-- Opening Marker --
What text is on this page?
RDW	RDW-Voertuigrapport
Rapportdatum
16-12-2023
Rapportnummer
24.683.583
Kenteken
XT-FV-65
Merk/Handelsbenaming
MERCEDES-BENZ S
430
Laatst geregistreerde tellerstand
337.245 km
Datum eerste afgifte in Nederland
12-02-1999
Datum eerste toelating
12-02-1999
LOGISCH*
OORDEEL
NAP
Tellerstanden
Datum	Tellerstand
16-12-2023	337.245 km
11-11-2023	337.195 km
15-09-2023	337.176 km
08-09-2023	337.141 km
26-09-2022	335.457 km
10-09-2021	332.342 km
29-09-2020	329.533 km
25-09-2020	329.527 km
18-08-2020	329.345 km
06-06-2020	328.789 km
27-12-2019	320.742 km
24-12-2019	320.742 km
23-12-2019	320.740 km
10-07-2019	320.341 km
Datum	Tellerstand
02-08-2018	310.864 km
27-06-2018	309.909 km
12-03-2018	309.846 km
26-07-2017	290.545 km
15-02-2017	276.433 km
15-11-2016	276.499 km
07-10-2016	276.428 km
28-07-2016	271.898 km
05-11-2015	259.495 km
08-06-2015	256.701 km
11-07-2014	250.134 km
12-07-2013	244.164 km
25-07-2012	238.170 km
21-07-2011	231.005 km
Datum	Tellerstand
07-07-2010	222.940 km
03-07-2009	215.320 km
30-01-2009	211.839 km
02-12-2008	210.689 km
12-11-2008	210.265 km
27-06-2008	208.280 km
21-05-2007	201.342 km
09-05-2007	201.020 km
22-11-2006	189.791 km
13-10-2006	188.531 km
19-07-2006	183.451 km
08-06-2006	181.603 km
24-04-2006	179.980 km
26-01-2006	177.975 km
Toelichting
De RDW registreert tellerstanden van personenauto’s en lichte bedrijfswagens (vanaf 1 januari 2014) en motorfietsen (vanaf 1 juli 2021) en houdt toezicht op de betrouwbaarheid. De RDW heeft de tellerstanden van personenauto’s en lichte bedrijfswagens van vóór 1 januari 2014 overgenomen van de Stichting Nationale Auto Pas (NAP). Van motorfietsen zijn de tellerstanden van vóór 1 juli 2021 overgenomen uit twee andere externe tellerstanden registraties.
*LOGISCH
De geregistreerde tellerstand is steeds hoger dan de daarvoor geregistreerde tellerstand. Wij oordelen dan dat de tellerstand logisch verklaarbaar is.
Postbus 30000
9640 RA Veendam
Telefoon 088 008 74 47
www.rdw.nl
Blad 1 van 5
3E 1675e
-- Closing Marker --
• **Your objective**: Copy the records. Each line should match exactly.

• **Exercise answer**:
What text is on this page?
RDW	RDW-Voertuigrapport
Rapportdatum
16-12-2023
Rapportnummer
24.683.583
Kenteken
XT-FV-65
Merk/Handelsbenaming
MERCEDES-BENZ S
430
Laatst geregistreerde tellerstand
337.245 km
Datum eerste afgifte in Nederland
12-02-1999
Datum eerste toelating
12-02-1999
LOGISCH*
OORDEEL
NAP
Tellerstanden
Datum	Tellerstand
16-12-2023	337.245 km
11-11-2023	337.195 km
15-09-2023	337.176 km
08-09-2023	337.141 km
26-09-2022	335.457 km
10-09-2021	332.342 km
29-09-2020	329.533 km
25-09-2020	329.527 km
18-08-2020	329.345 km
06-06-2020	328.789 km
27-12-2019	320.742 km
24-12-2019	320.742 km
23-12-2019	320.740 km
10-07-2019	320.341 km
Datum	Tellerstand
02-08-2018	310.864 km
27-06-2018	309.909 km
12-03-2018	309.846 km
26-07-2017	290.545 km
15-02-2017	276.433 km
15-11-2016	276.499 km
07-10-2016	276.428 km
28-07-2016	271.898 km
05-11-2015	259.495 km
08-06-2015	256.701 km
11-07-2014	250.134 km
12-07-2013	244.164 km
25-07-2012	238.170 km
21-07-2011	231.005 km
Datum	Tellerstand
07-07-2010	222.940 km
03-07-2009	215.320 km
30-01-2009	211.839 km
02-12-2008	210.689 km
12-11-2008	210.265 km
27-06-2008	208.280 km
21-05-2007	201.342 km
09-05-2007	201.020 km
22-11-2006	189.791 km
13-10-2006	188.531 km
19-07-2006	183.451 km
08-06-2006	181.603 km
24-04-2006	179.980 km
26-01-2006	177.975 km
Toelichting
De RDW registreert tellerstanden van personenauto’s en lichte bedrijfswagens (vanaf 1 januari 2014) en motorfietsen (vanaf 1 juli 2021) en houdt toezicht op de betrouwbaarheid. De RDW heeft de tellerstanden van personenauto’s en lichte bedrijfswagens van vóór 1 januari 2014 overgenomen van de Stichting Nationale Auto Pas (NAP). Van motorfietsen zijn de tellerstanden van vóór 1 juli 2021 overgenomen uit twee andere externe tellerstanden registraties.
*LOGISCH
De geregistreerde tellerstand is steeds hoger dan de daarvoor geregistreerde tellerstand. Wij oordelen dan dat de tellerstand logisch verklaarbaar is.
Postbus 30000
9640 RA Veendam
Telefoon 088 008 74 47
www.rdw.nl
Blad 1 van 5
3E 1675e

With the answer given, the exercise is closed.